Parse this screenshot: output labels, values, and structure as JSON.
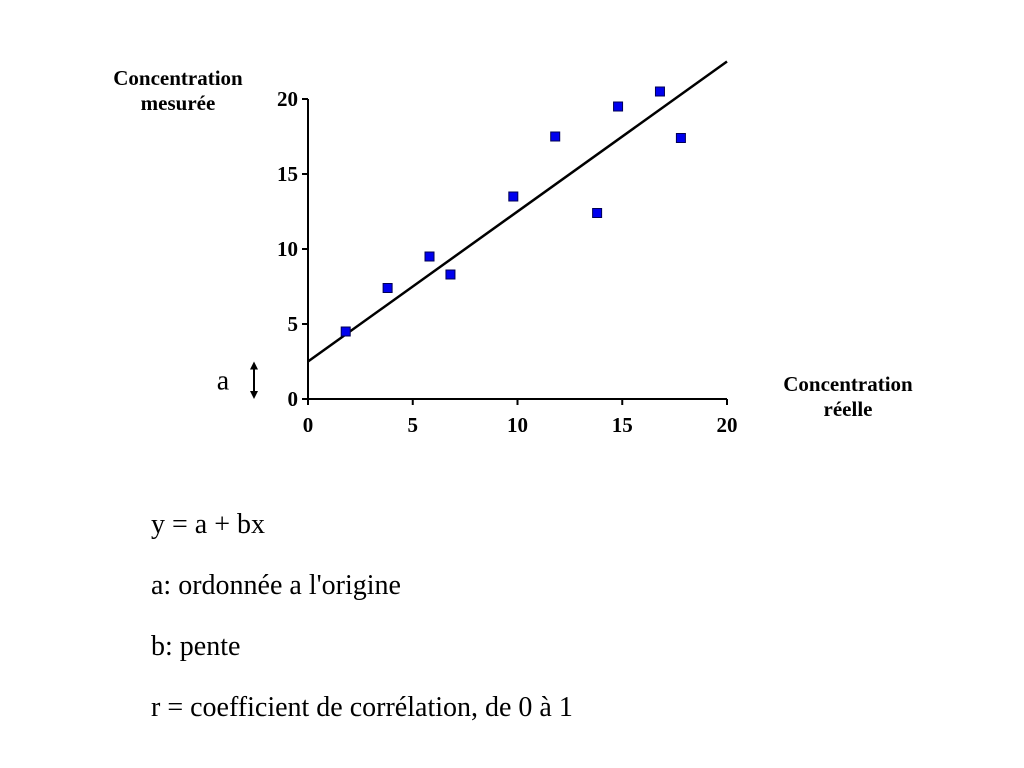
{
  "chart_data": {
    "type": "scatter",
    "xlabel": "Concentration\nréelle",
    "ylabel": "Concentration\nmesurée",
    "xlim": [
      0,
      20
    ],
    "ylim": [
      0,
      20
    ],
    "x_ticks": [
      "0",
      "5",
      "10",
      "15",
      "20"
    ],
    "y_ticks": [
      "0",
      "5",
      "10",
      "15",
      "20"
    ],
    "grid": false,
    "points": [
      {
        "x": 1.8,
        "y": 4.5
      },
      {
        "x": 3.8,
        "y": 7.4
      },
      {
        "x": 5.8,
        "y": 9.5
      },
      {
        "x": 6.8,
        "y": 8.3
      },
      {
        "x": 9.8,
        "y": 13.5
      },
      {
        "x": 11.8,
        "y": 17.5
      },
      {
        "x": 13.8,
        "y": 12.4
      },
      {
        "x": 14.8,
        "y": 19.5
      },
      {
        "x": 16.8,
        "y": 20.5
      },
      {
        "x": 17.8,
        "y": 17.4
      }
    ],
    "regression_line": {
      "x": [
        0,
        20
      ],
      "y": [
        2.5,
        22.5
      ]
    },
    "intercept_label": "a",
    "marker_color": "#0000ee",
    "marker_edge_color": "#000055",
    "line_color": "#000000"
  },
  "notes": [
    "y = a + bx",
    "a: ordonnée a l'origine",
    "b: pente",
    "r = coefficient de corrélation, de 0 à 1"
  ]
}
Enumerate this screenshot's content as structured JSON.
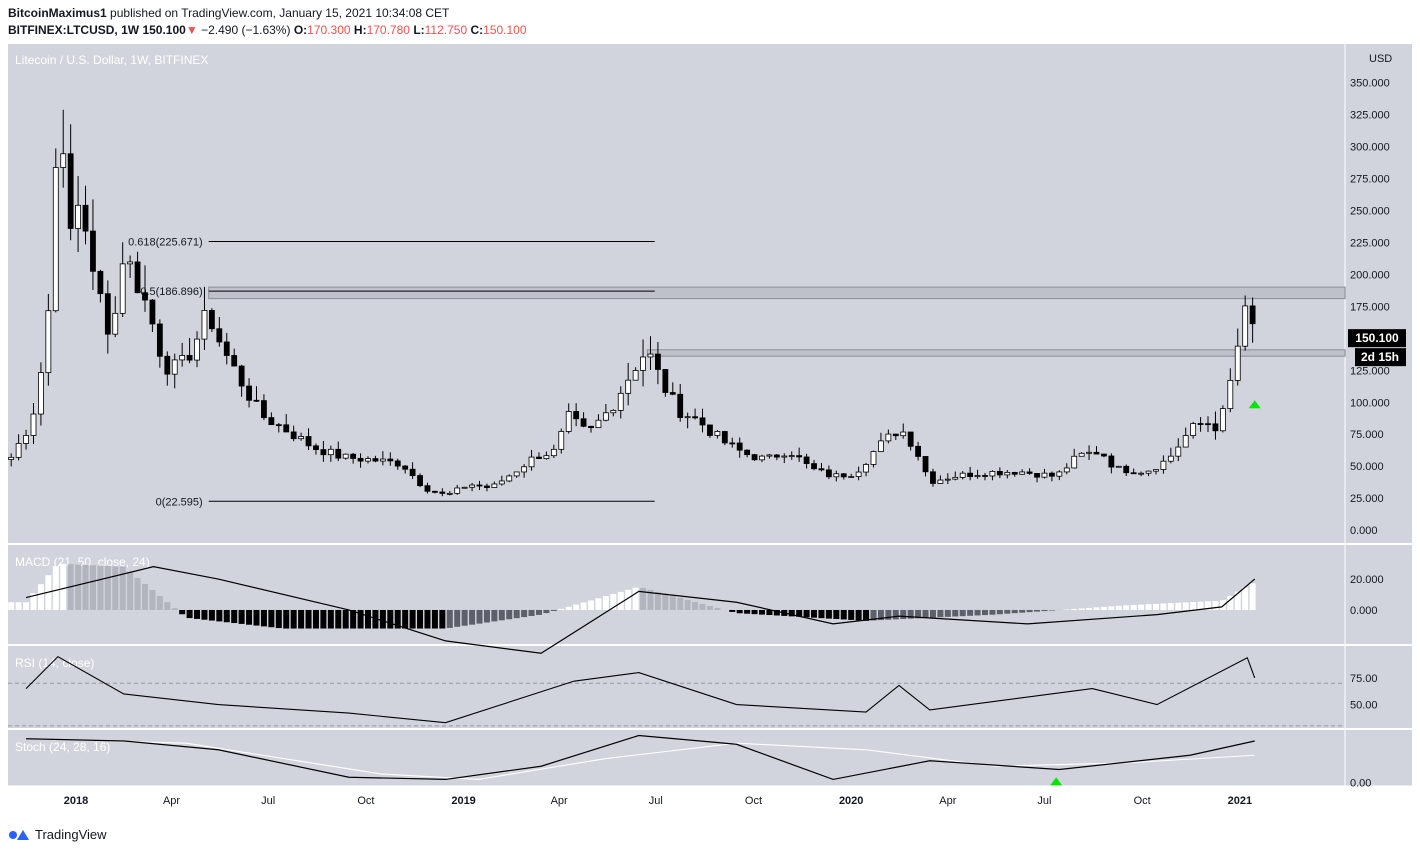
{
  "header": {
    "author": "BitcoinMaximus1",
    "published_text": "published on TradingView.com, January 15, 2021 10:34:08 CET",
    "symbol": "BITFINEX:LTCUSD, 1W",
    "last": "150.100",
    "arrow": "▼",
    "change": "−2.490 (−1.63%)",
    "o_label": "O:",
    "o_value": "170.300",
    "h_label": "H:",
    "h_value": "170.780",
    "l_label": "L:",
    "l_value": "112.750",
    "c_label": "C:",
    "c_value": "150.100"
  },
  "footer": {
    "brand": "TradingView",
    "logo_icon": "tradingview-logo-icon"
  },
  "colors": {
    "pane_bg": "#d1d4dc",
    "up_candle": "#ffffff",
    "down_candle": "#000000",
    "macd_hist_light": "#b2b5be",
    "macd_hist_dark": "#5d606b",
    "signal_marker": "#00e600",
    "price_label_bg": "#000000"
  },
  "chart_data": [
    {
      "type": "candlestick",
      "title": "Litecoin / U.S. Dollar, 1W, BITFINEX",
      "currency": "USD",
      "ylim": [
        -10,
        380
      ],
      "y_ticks": [
        "0.000",
        "25.000",
        "50.000",
        "75.000",
        "100.000",
        "125.000",
        "150.000",
        "175.000",
        "200.000",
        "225.000",
        "250.000",
        "275.000",
        "300.000",
        "325.000",
        "350.000"
      ],
      "x_ticks": [
        "2018",
        "Apr",
        "Jul",
        "Oct",
        "2019",
        "Apr",
        "Jul",
        "Oct",
        "2020",
        "Apr",
        "Jul",
        "Oct",
        "2021"
      ],
      "last_price_label": "150.100",
      "countdown_label": "2d 15h",
      "series": [
        {
          "date": "2017-11-01",
          "close": 57
        },
        {
          "date": "2017-11-20",
          "close": 85
        },
        {
          "date": "2017-12-05",
          "close": 150
        },
        {
          "date": "2017-12-12",
          "close": 300
        },
        {
          "date": "2017-12-19",
          "close": 290
        },
        {
          "date": "2017-12-26",
          "close": 230
        },
        {
          "date": "2018-01-07",
          "close": 270
        },
        {
          "date": "2018-01-14",
          "close": 200
        },
        {
          "date": "2018-01-21",
          "close": 190
        },
        {
          "date": "2018-02-04",
          "close": 150
        },
        {
          "date": "2018-02-14",
          "close": 215
        },
        {
          "date": "2018-02-25",
          "close": 200
        },
        {
          "date": "2018-03-11",
          "close": 170
        },
        {
          "date": "2018-03-25",
          "close": 130
        },
        {
          "date": "2018-04-08",
          "close": 125
        },
        {
          "date": "2018-04-22",
          "close": 145
        },
        {
          "date": "2018-05-06",
          "close": 170
        },
        {
          "date": "2018-05-20",
          "close": 140
        },
        {
          "date": "2018-06-03",
          "close": 120
        },
        {
          "date": "2018-06-24",
          "close": 90
        },
        {
          "date": "2018-07-15",
          "close": 80
        },
        {
          "date": "2018-08-12",
          "close": 65
        },
        {
          "date": "2018-09-09",
          "close": 57
        },
        {
          "date": "2018-10-07",
          "close": 55
        },
        {
          "date": "2018-11-04",
          "close": 52
        },
        {
          "date": "2018-11-25",
          "close": 33
        },
        {
          "date": "2018-12-16",
          "close": 27
        },
        {
          "date": "2019-01-06",
          "close": 36
        },
        {
          "date": "2019-01-27",
          "close": 33
        },
        {
          "date": "2019-02-17",
          "close": 45
        },
        {
          "date": "2019-03-10",
          "close": 58
        },
        {
          "date": "2019-03-31",
          "close": 62
        },
        {
          "date": "2019-04-07",
          "close": 90
        },
        {
          "date": "2019-04-28",
          "close": 75
        },
        {
          "date": "2019-05-19",
          "close": 95
        },
        {
          "date": "2019-06-02",
          "close": 115
        },
        {
          "date": "2019-06-16",
          "close": 135
        },
        {
          "date": "2019-06-23",
          "close": 140
        },
        {
          "date": "2019-07-07",
          "close": 115
        },
        {
          "date": "2019-07-21",
          "close": 95
        },
        {
          "date": "2019-08-11",
          "close": 85
        },
        {
          "date": "2019-09-01",
          "close": 70
        },
        {
          "date": "2019-09-22",
          "close": 60
        },
        {
          "date": "2019-10-13",
          "close": 55
        },
        {
          "date": "2019-11-03",
          "close": 63
        },
        {
          "date": "2019-11-24",
          "close": 48
        },
        {
          "date": "2019-12-15",
          "close": 42
        },
        {
          "date": "2020-01-05",
          "close": 45
        },
        {
          "date": "2020-01-26",
          "close": 65
        },
        {
          "date": "2020-02-16",
          "close": 80
        },
        {
          "date": "2020-03-01",
          "close": 65
        },
        {
          "date": "2020-03-15",
          "close": 38
        },
        {
          "date": "2020-04-05",
          "close": 42
        },
        {
          "date": "2020-05-03",
          "close": 45
        },
        {
          "date": "2020-06-07",
          "close": 46
        },
        {
          "date": "2020-07-12",
          "close": 42
        },
        {
          "date": "2020-08-02",
          "close": 58
        },
        {
          "date": "2020-08-23",
          "close": 62
        },
        {
          "date": "2020-09-06",
          "close": 48
        },
        {
          "date": "2020-10-04",
          "close": 46
        },
        {
          "date": "2020-10-25",
          "close": 55
        },
        {
          "date": "2020-11-15",
          "close": 78
        },
        {
          "date": "2020-11-29",
          "close": 85
        },
        {
          "date": "2020-12-13",
          "close": 80
        },
        {
          "date": "2020-12-20",
          "close": 105
        },
        {
          "date": "2020-12-27",
          "close": 128
        },
        {
          "date": "2021-01-03",
          "close": 165
        },
        {
          "date": "2021-01-10",
          "close": 170
        },
        {
          "date": "2021-01-15",
          "close": 150
        }
      ],
      "fib_levels": [
        {
          "label": "0.618(225.671)",
          "value": 225.671
        },
        {
          "label": "0.5(186.896)",
          "value": 186.896
        },
        {
          "label": "0(22.595)",
          "value": 22.595
        }
      ],
      "resistance_zones": [
        {
          "from": "2018-05-06",
          "low": 181,
          "high": 190
        },
        {
          "from": "2019-06-23",
          "low": 136,
          "high": 141
        }
      ],
      "signal_markers": [
        {
          "date": "2021-01-15",
          "value": 100
        }
      ]
    },
    {
      "type": "line",
      "title": "MACD (21, 50, close, 24)",
      "ylim": [
        -22,
        42
      ],
      "y_ticks": [
        "0.000",
        "20.000"
      ],
      "series": [
        {
          "name": "MACD",
          "x": [
            "2017-11",
            "2018-03",
            "2018-05",
            "2018-09",
            "2018-12",
            "2019-03",
            "2019-06",
            "2019-09",
            "2019-12",
            "2020-02",
            "2020-06",
            "2020-10",
            "2020-12",
            "2021-01-15"
          ],
          "y": [
            8,
            28,
            20,
            0,
            -20,
            -28,
            12,
            5,
            -9,
            -4,
            -9,
            -3,
            2,
            20
          ]
        },
        {
          "name": "Histogram",
          "x": [
            "2017-11",
            "2017-12",
            "2018-02",
            "2018-04",
            "2018-07",
            "2018-12",
            "2019-03",
            "2019-06",
            "2019-09",
            "2020-01",
            "2020-05",
            "2020-09",
            "2020-12",
            "2021-01-15"
          ],
          "y": [
            5,
            30,
            28,
            -5,
            -12,
            -12,
            -3,
            15,
            -2,
            -7,
            -3,
            3,
            6,
            18
          ]
        }
      ]
    },
    {
      "type": "line",
      "title": "RSI (14, close)",
      "ylim": [
        28,
        105
      ],
      "y_ticks": [
        "50.00",
        "75.00"
      ],
      "series": [
        {
          "name": "RSI",
          "x": [
            "2017-11",
            "2017-12",
            "2018-02",
            "2018-05",
            "2018-09",
            "2018-12",
            "2019-04",
            "2019-06",
            "2019-09",
            "2020-01",
            "2020-02",
            "2020-03",
            "2020-08",
            "2020-10",
            "2021-01-08",
            "2021-01-15"
          ],
          "y": [
            65,
            95,
            60,
            50,
            42,
            33,
            72,
            80,
            50,
            43,
            68,
            45,
            65,
            50,
            94,
            75
          ]
        }
      ]
    },
    {
      "type": "line",
      "title": "Stoch (24, 28, 16)",
      "ylim": [
        -3,
        48
      ],
      "y_ticks": [
        "0.00"
      ],
      "series": [
        {
          "name": "%K",
          "x": [
            "2017-11",
            "2018-02",
            "2018-05",
            "2018-09",
            "2018-12",
            "2019-03",
            "2019-06",
            "2019-09",
            "2019-12",
            "2020-03",
            "2020-07",
            "2020-11",
            "2021-01-15"
          ],
          "y": [
            40,
            38,
            30,
            5,
            3,
            15,
            43,
            35,
            3,
            20,
            12,
            25,
            38
          ]
        },
        {
          "name": "%D",
          "x": [
            "2017-11",
            "2018-04",
            "2018-10",
            "2019-01",
            "2019-05",
            "2019-09",
            "2020-01",
            "2020-05",
            "2020-09",
            "2021-01-15"
          ],
          "y": [
            40,
            36,
            8,
            3,
            22,
            36,
            30,
            15,
            18,
            25
          ]
        }
      ],
      "signal_markers": [
        {
          "date": "2020-07-12",
          "value": 3
        }
      ]
    }
  ]
}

========================

> [EXERCISE]: Look for "this" and pull out every line that has it.

> [EXERCISE RESULT]:
Parse this screenshot: output labels, values, and structure as JSON.
Enumerate this screenshot's content as structured JSON.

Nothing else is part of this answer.